** start of Input **

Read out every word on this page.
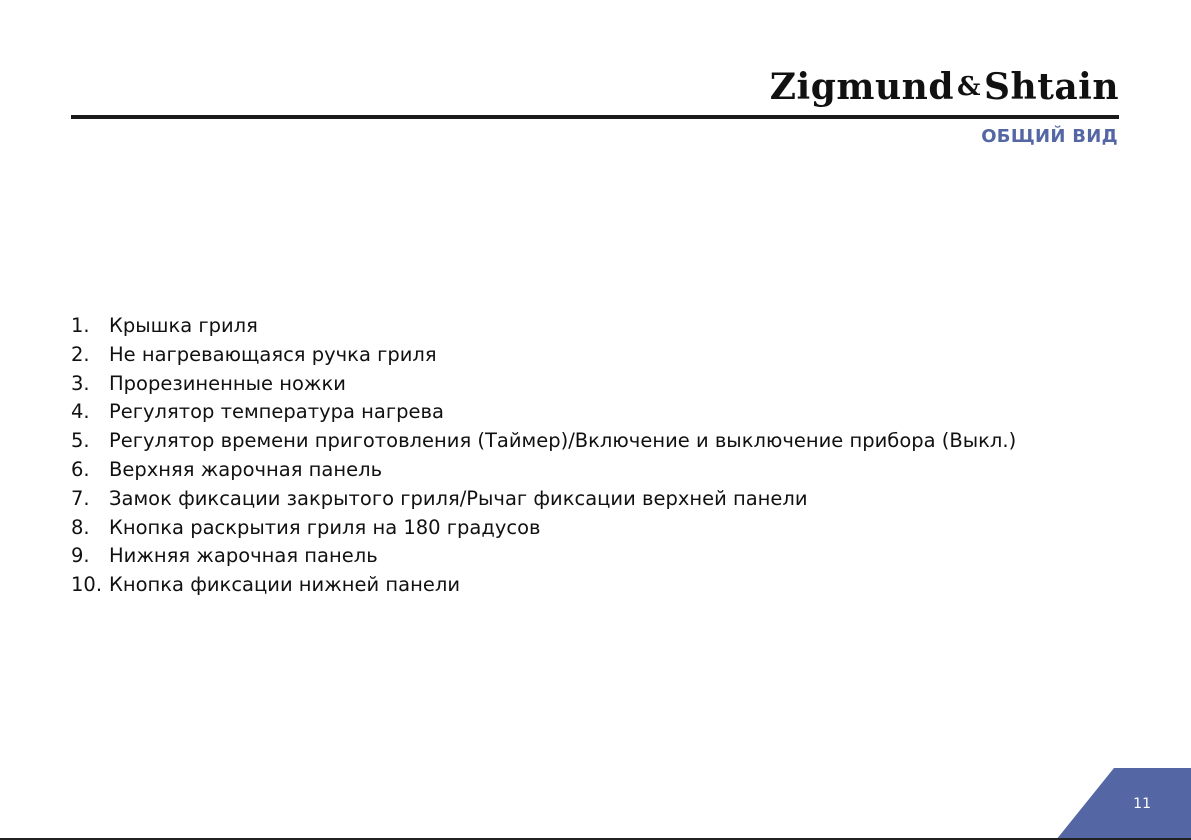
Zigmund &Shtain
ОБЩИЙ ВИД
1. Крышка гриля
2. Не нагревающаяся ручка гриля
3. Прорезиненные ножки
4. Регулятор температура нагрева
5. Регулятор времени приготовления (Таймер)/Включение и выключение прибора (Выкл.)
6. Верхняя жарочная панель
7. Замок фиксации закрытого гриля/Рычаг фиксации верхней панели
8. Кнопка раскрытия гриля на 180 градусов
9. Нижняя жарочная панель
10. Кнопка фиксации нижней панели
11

** end of Input **

:: Written task ::
Each line of the material must be retyped exactly, except that images are omitted.

:: Answer to this problem ::
Read out every word on this page.
Zigmund &Shtain
ОБЩИЙ ВИД
1. Крышка гриля
2. Не нагревающаяся ручка гриля
3. Прорезиненные ножки
4. Регулятор температура нагрева
5. Регулятор времени приготовления (Таймер)/Включение и выключение прибора (Выкл.)
6. Верхняя жарочная панель
7. Замок фиксации закрытого гриля/Рычаг фиксации верхней панели
8. Кнопка раскрытия гриля на 180 градусов
9. Нижняя жарочная панель
10. Кнопка фиксации нижней панели
11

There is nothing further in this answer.